** Start DATA TO USE **

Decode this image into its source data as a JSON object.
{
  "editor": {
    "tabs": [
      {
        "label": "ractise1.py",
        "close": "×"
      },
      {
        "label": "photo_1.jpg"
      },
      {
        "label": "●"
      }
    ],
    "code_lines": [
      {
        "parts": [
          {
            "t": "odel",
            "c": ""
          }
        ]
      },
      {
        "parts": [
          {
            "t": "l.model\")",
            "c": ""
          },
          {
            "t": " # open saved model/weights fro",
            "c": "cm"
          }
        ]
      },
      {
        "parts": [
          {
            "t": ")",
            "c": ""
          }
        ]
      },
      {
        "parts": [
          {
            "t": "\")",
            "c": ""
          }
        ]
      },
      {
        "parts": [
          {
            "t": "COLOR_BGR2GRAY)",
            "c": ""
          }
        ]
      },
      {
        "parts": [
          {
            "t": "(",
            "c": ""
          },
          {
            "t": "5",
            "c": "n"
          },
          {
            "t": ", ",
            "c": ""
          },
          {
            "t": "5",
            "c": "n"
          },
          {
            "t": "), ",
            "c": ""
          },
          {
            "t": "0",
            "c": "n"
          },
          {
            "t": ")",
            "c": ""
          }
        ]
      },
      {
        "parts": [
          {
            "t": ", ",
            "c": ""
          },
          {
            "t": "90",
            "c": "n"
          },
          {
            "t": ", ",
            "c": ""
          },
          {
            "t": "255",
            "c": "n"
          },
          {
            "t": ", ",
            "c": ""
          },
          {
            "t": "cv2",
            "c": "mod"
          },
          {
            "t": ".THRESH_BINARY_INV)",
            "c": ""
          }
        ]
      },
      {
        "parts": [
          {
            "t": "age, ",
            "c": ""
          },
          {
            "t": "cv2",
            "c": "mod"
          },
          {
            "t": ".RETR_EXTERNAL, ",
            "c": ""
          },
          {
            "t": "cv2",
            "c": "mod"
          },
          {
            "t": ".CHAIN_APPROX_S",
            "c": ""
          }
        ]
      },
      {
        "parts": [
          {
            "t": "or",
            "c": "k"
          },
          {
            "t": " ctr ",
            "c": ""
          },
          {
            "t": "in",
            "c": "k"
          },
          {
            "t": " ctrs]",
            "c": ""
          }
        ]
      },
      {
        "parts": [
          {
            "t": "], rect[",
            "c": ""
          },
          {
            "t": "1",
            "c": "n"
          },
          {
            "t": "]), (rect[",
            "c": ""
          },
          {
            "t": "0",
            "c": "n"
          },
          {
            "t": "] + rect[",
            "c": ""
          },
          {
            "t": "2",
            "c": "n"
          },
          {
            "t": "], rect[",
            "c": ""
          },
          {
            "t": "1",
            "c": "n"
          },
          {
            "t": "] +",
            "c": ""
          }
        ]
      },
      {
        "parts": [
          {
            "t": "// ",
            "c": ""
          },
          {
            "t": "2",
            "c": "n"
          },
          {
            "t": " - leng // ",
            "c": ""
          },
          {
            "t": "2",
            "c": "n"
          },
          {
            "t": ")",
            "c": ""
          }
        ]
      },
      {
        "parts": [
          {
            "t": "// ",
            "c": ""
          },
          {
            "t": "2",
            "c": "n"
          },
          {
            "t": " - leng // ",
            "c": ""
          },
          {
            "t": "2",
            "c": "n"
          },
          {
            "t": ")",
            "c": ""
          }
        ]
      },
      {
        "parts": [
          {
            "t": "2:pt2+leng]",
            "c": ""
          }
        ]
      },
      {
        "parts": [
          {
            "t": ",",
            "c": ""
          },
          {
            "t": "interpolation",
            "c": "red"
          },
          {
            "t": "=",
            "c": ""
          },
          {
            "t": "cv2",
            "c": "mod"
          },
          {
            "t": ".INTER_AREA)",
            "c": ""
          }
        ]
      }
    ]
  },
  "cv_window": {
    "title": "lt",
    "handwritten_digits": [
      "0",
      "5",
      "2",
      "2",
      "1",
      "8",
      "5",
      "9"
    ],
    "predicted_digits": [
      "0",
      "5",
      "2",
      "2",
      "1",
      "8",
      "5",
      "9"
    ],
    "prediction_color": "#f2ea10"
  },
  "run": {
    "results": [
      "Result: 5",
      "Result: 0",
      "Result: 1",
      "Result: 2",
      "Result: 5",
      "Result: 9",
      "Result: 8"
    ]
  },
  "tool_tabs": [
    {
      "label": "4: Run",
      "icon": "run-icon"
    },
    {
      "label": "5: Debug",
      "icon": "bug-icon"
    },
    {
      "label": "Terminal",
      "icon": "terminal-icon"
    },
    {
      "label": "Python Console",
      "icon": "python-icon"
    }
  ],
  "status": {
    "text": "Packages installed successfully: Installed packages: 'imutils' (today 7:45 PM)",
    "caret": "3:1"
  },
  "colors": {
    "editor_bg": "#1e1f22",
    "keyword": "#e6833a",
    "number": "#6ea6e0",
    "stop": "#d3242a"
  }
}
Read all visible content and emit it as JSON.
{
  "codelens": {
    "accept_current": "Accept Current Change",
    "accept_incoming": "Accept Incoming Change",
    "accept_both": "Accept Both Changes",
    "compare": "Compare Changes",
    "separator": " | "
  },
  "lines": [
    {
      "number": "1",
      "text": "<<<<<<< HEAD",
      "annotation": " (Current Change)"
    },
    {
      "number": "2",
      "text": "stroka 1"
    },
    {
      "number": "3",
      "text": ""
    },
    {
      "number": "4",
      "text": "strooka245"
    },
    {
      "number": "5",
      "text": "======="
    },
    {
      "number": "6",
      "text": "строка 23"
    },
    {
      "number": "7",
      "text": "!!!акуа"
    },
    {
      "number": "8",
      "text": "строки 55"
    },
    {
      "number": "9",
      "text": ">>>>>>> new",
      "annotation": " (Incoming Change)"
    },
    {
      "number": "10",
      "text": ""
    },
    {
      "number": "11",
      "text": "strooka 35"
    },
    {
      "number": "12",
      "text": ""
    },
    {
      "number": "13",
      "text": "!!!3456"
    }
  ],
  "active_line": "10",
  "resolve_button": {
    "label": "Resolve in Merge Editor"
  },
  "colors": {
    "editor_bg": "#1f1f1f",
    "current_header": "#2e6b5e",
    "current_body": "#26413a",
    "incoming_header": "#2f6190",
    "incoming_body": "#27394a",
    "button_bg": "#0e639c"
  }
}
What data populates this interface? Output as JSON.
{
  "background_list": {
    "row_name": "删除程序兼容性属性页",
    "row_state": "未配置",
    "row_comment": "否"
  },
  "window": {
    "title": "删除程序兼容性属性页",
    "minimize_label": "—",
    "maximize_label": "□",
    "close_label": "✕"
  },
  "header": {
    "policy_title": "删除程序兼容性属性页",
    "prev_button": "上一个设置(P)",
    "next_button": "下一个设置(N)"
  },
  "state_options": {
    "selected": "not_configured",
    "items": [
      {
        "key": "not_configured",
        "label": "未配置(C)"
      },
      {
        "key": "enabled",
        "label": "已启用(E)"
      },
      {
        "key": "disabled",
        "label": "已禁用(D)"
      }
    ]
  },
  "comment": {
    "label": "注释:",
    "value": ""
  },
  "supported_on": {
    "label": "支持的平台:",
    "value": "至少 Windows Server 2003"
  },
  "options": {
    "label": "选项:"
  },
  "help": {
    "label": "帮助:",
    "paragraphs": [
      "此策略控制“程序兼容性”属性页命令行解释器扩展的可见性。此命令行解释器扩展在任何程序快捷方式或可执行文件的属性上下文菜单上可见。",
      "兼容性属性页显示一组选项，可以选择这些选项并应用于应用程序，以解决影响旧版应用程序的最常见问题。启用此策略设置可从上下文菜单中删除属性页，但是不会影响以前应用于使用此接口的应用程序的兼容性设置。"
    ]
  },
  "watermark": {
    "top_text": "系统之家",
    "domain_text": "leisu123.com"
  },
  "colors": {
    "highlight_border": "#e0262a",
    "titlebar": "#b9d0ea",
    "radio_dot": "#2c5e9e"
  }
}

** End DATA TO USE **

REQUEST —
Retype the entries one by one, exactly.

SOLUTION —
Decode this image into its source data as a JSON object.
{
  "editor": {
    "tabs": [
      {
        "label": "ractise1.py",
        "close": "×"
      },
      {
        "label": "photo_1.jpg"
      },
      {
        "label": "●"
      }
    ],
    "code_lines": [
      {
        "parts": [
          {
            "t": "odel",
            "c": ""
          }
        ]
      },
      {
        "parts": [
          {
            "t": "l.model\")",
            "c": ""
          },
          {
            "t": " # open saved model/weights fro",
            "c": "cm"
          }
        ]
      },
      {
        "parts": [
          {
            "t": ")",
            "c": ""
          }
        ]
      },
      {
        "parts": [
          {
            "t": "\")",
            "c": ""
          }
        ]
      },
      {
        "parts": [
          {
            "t": "COLOR_BGR2GRAY)",
            "c": ""
          }
        ]
      },
      {
        "parts": [
          {
            "t": "(",
            "c": ""
          },
          {
            "t": "5",
            "c": "n"
          },
          {
            "t": ", ",
            "c": ""
          },
          {
            "t": "5",
            "c": "n"
          },
          {
            "t": "), ",
            "c": ""
          },
          {
            "t": "0",
            "c": "n"
          },
          {
            "t": ")",
            "c": ""
          }
        ]
      },
      {
        "parts": [
          {
            "t": ", ",
            "c": ""
          },
          {
            "t": "90",
            "c": "n"
          },
          {
            "t": ", ",
            "c": ""
          },
          {
            "t": "255",
            "c": "n"
          },
          {
            "t": ", ",
            "c": ""
          },
          {
            "t": "cv2",
            "c": "mod"
          },
          {
            "t": ".THRESH_BINARY_INV)",
            "c": ""
          }
        ]
      },
      {
        "parts": [
          {
            "t": "age, ",
            "c": ""
          },
          {
            "t": "cv2",
            "c": "mod"
          },
          {
            "t": ".RETR_EXTERNAL, ",
            "c": ""
          },
          {
            "t": "cv2",
            "c": "mod"
          },
          {
            "t": ".CHAIN_APPROX_S",
            "c": ""
          }
        ]
      },
      {
        "parts": [
          {
            "t": "or",
            "c": "k"
          },
          {
            "t": " ctr ",
            "c": ""
          },
          {
            "t": "in",
            "c": "k"
          },
          {
            "t": " ctrs]",
            "c": ""
          }
        ]
      },
      {
        "parts": [
          {
            "t": "], rect[",
            "c": ""
          },
          {
            "t": "1",
            "c": "n"
          },
          {
            "t": "]), (rect[",
            "c": ""
          },
          {
            "t": "0",
            "c": "n"
          },
          {
            "t": "] + rect[",
            "c": ""
          },
          {
            "t": "2",
            "c": "n"
          },
          {
            "t": "], rect[",
            "c": ""
          },
          {
            "t": "1",
            "c": "n"
          },
          {
            "t": "] +",
            "c": ""
          }
        ]
      },
      {
        "parts": [
          {
            "t": "// ",
            "c": ""
          },
          {
            "t": "2",
            "c": "n"
          },
          {
            "t": " - leng // ",
            "c": ""
          },
          {
            "t": "2",
            "c": "n"
          },
          {
            "t": ")",
            "c": ""
          }
        ]
      },
      {
        "parts": [
          {
            "t": "// ",
            "c": ""
          },
          {
            "t": "2",
            "c": "n"
          },
          {
            "t": " - leng // ",
            "c": ""
          },
          {
            "t": "2",
            "c": "n"
          },
          {
            "t": ")",
            "c": ""
          }
        ]
      },
      {
        "parts": [
          {
            "t": "2:pt2+leng]",
            "c": ""
          }
        ]
      },
      {
        "parts": [
          {
            "t": ",",
            "c": ""
          },
          {
            "t": "interpolation",
            "c": "red"
          },
          {
            "t": "=",
            "c": ""
          },
          {
            "t": "cv2",
            "c": "mod"
          },
          {
            "t": ".INTER_AREA)",
            "c": ""
          }
        ]
      }
    ]
  },
  "cv_window": {
    "title": "lt",
    "handwritten_digits": [
      "0",
      "5",
      "2",
      "2",
      "1",
      "8",
      "5",
      "9"
    ],
    "predicted_digits": [
      "0",
      "5",
      "2",
      "2",
      "1",
      "8",
      "5",
      "9"
    ],
    "prediction_color": "#f2ea10"
  },
  "run": {
    "results": [
      "Result: 5",
      "Result: 0",
      "Result: 1",
      "Result: 2",
      "Result: 5",
      "Result: 9",
      "Result: 8"
    ]
  },
  "tool_tabs": [
    {
      "label": "4: Run",
      "icon": "run-icon"
    },
    {
      "label": "5: Debug",
      "icon": "bug-icon"
    },
    {
      "label": "Terminal",
      "icon": "terminal-icon"
    },
    {
      "label": "Python Console",
      "icon": "python-icon"
    }
  ],
  "status": {
    "text": "Packages installed successfully: Installed packages: 'imutils' (today 7:45 PM)",
    "caret": "3:1"
  },
  "colors": {
    "editor_bg": "#1e1f22",
    "keyword": "#e6833a",
    "number": "#6ea6e0",
    "stop": "#d3242a"
  }
}
Read all visible content and emit it as JSON.
{
  "codelens": {
    "accept_current": "Accept Current Change",
    "accept_incoming": "Accept Incoming Change",
    "accept_both": "Accept Both Changes",
    "compare": "Compare Changes",
    "separator": " | "
  },
  "lines": [
    {
      "number": "1",
      "text": "<<<<<<< HEAD",
      "annotation": " (Current Change)"
    },
    {
      "number": "2",
      "text": "stroka 1"
    },
    {
      "number": "3",
      "text": ""
    },
    {
      "number": "4",
      "text": "strooka245"
    },
    {
      "number": "5",
      "text": "======="
    },
    {
      "number": "6",
      "text": "строка 23"
    },
    {
      "number": "7",
      "text": "!!!акуа"
    },
    {
      "number": "8",
      "text": "строки 55"
    },
    {
      "number": "9",
      "text": ">>>>>>> new",
      "annotation": " (Incoming Change)"
    },
    {
      "number": "10",
      "text": ""
    },
    {
      "number": "11",
      "text": "strooka 35"
    },
    {
      "number": "12",
      "text": ""
    },
    {
      "number": "13",
      "text": "!!!3456"
    }
  ],
  "active_line": "10",
  "resolve_button": {
    "label": "Resolve in Merge Editor"
  },
  "colors": {
    "editor_bg": "#1f1f1f",
    "current_header": "#2e6b5e",
    "current_body": "#26413a",
    "incoming_header": "#2f6190",
    "incoming_body": "#27394a",
    "button_bg": "#0e639c"
  }
}
What data populates this interface? Output as JSON.
{
  "background_list": {
    "row_name": "删除程序兼容性属性页",
    "row_state": "未配置",
    "row_comment": "否"
  },
  "window": {
    "title": "删除程序兼容性属性页",
    "minimize_label": "—",
    "maximize_label": "□",
    "close_label": "✕"
  },
  "header": {
    "policy_title": "删除程序兼容性属性页",
    "prev_button": "上一个设置(P)",
    "next_button": "下一个设置(N)"
  },
  "state_options": {
    "selected": "not_configured",
    "items": [
      {
        "key": "not_configured",
        "label": "未配置(C)"
      },
      {
        "key": "enabled",
        "label": "已启用(E)"
      },
      {
        "key": "disabled",
        "label": "已禁用(D)"
      }
    ]
  },
  "comment": {
    "label": "注释:",
    "value": ""
  },
  "supported_on": {
    "label": "支持的平台:",
    "value": "至少 Windows Server 2003"
  },
  "options": {
    "label": "选项:"
  },
  "help": {
    "label": "帮助:",
    "paragraphs": [
      "此策略控制“程序兼容性”属性页命令行解释器扩展的可见性。此命令行解释器扩展在任何程序快捷方式或可执行文件的属性上下文菜单上可见。",
      "兼容性属性页显示一组选项，可以选择这些选项并应用于应用程序，以解决影响旧版应用程序的最常见问题。启用此策略设置可从上下文菜单中删除属性页，但是不会影响以前应用于使用此接口的应用程序的兼容性设置。"
    ]
  },
  "watermark": {
    "top_text": "系统之家",
    "domain_text": "leisu123.com"
  },
  "colors": {
    "highlight_border": "#e0262a",
    "titlebar": "#b9d0ea",
    "radio_dot": "#2c5e9e"
  }
}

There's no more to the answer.